Show every line in the entries below where the word "额定蒸发量" appears.

⟨

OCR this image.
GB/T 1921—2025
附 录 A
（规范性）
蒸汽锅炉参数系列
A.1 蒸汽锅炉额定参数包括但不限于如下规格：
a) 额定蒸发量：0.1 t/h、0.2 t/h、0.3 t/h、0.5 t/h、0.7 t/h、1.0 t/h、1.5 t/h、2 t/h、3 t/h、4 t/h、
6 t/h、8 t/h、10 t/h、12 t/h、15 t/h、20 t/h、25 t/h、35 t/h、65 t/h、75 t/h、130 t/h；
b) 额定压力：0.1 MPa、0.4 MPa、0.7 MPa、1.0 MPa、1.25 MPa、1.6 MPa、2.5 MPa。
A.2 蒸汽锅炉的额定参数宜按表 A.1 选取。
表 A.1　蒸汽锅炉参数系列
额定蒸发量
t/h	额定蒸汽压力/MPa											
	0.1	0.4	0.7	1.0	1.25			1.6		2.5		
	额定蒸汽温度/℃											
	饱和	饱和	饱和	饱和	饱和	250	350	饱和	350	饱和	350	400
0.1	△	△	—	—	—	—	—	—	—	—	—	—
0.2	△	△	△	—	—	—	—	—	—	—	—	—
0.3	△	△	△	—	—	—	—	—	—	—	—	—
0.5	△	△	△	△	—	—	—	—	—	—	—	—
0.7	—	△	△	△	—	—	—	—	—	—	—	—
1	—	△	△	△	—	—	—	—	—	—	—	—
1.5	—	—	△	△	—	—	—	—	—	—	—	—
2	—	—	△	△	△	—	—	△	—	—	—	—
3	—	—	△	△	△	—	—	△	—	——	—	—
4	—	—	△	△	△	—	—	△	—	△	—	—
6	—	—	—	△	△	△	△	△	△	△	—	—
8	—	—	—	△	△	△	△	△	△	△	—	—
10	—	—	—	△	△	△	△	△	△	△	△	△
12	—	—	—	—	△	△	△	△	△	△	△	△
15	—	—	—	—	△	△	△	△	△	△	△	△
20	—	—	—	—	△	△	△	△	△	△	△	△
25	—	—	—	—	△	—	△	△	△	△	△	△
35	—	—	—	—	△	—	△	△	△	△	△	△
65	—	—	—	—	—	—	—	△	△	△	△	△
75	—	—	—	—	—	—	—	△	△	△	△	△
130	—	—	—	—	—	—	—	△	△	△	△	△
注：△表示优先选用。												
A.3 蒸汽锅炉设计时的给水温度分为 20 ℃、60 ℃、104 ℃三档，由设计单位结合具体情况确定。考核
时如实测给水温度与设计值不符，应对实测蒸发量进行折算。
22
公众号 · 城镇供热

⟩

- Exercise response
a) 额定蒸发量：0.1 t/h、0.2 t/h、0.3 t/h、0.5 t/h、0.7 t/h、1.0 t/h、1.5 t/h、2 t/h、3 t/h、4 t/h、
额定蒸发量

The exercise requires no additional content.